- Requirements:
Pictures aside, repeat every entry exactly.

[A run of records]
## BEGIN
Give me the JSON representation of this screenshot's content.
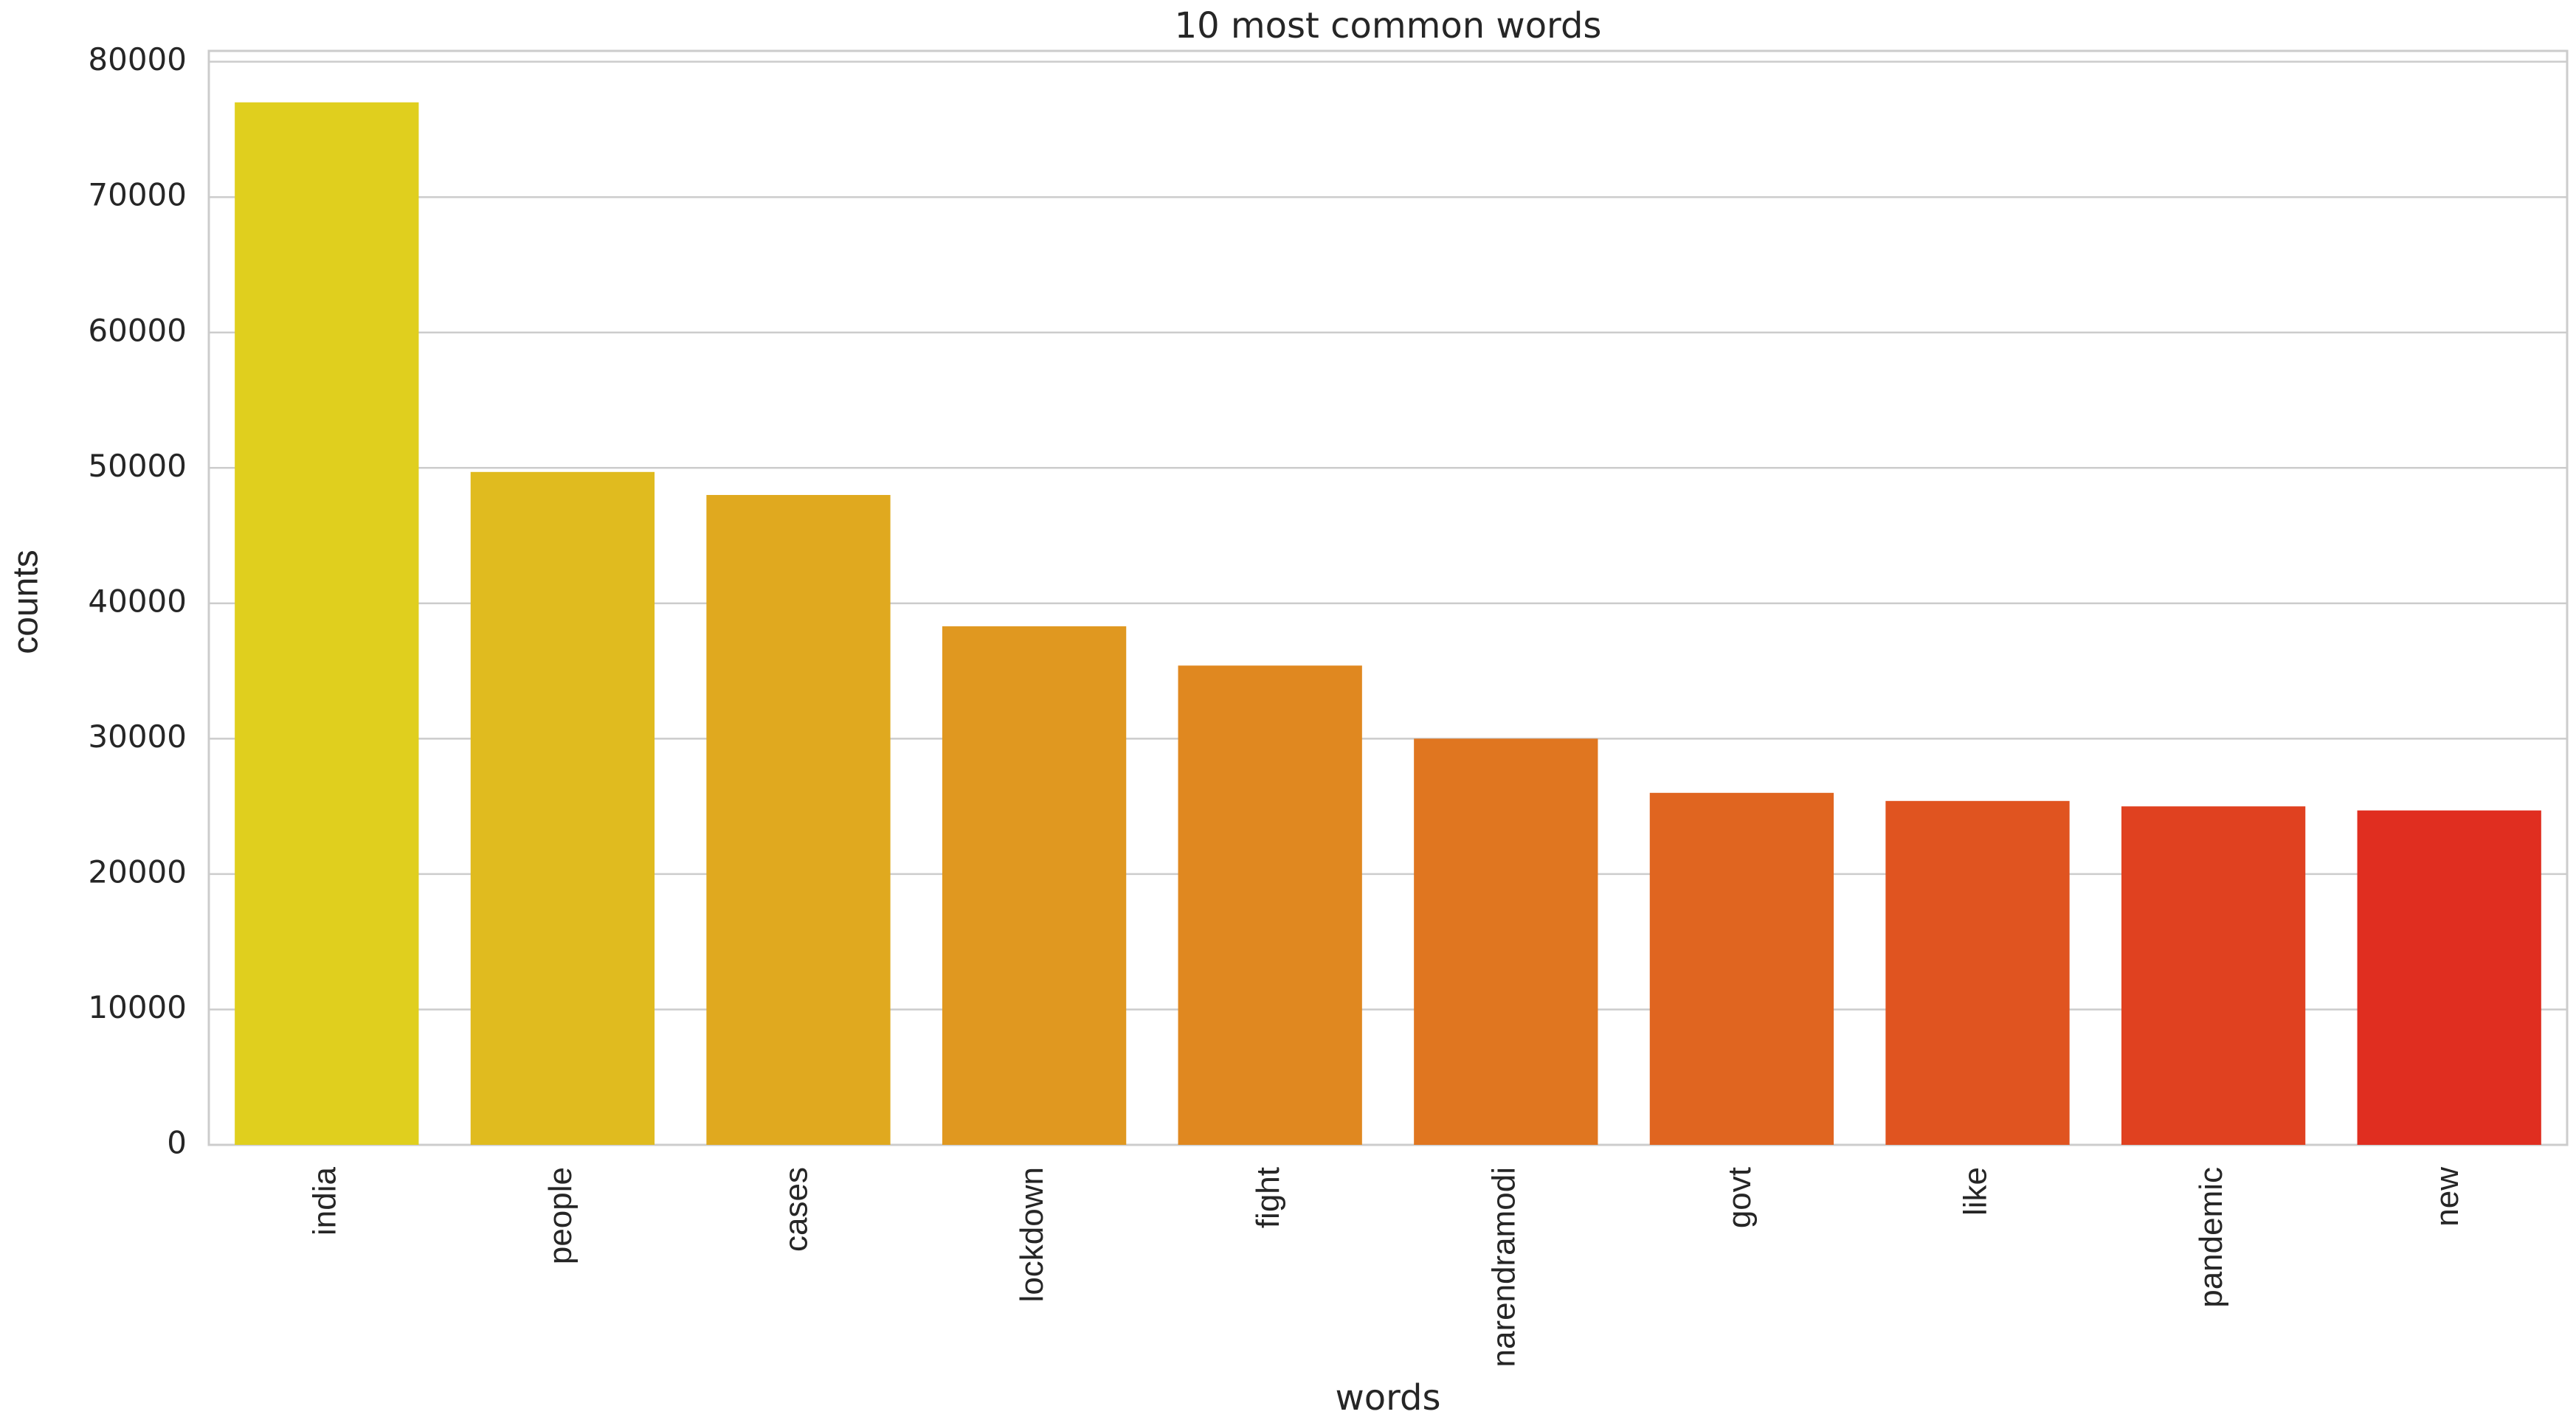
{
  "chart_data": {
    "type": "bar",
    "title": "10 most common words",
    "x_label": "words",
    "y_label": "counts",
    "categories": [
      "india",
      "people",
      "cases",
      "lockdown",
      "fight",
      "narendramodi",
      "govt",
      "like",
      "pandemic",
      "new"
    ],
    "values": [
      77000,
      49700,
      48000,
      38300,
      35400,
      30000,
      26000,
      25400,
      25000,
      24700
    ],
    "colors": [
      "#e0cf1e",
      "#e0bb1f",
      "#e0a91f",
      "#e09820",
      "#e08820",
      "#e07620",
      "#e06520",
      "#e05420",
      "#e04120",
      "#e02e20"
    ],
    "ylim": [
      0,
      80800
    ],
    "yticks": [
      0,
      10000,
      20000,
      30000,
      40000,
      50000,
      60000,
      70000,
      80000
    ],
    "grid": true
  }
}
## END
- Solution to this problem:
Give me the JSON representation of this screenshot's content.
{
  "chart_data": {
    "type": "bar",
    "title": "10 most common words",
    "x_label": "words",
    "y_label": "counts",
    "categories": [
      "india",
      "people",
      "cases",
      "lockdown",
      "fight",
      "narendramodi",
      "govt",
      "like",
      "pandemic",
      "new"
    ],
    "values": [
      77000,
      49700,
      48000,
      38300,
      35400,
      30000,
      26000,
      25400,
      25000,
      24700
    ],
    "colors": [
      "#e0cf1e",
      "#e0bb1f",
      "#e0a91f",
      "#e09820",
      "#e08820",
      "#e07620",
      "#e06520",
      "#e05420",
      "#e04120",
      "#e02e20"
    ],
    "ylim": [
      0,
      80800
    ],
    "yticks": [
      0,
      10000,
      20000,
      30000,
      40000,
      50000,
      60000,
      70000,
      80000
    ],
    "grid": true
  }
}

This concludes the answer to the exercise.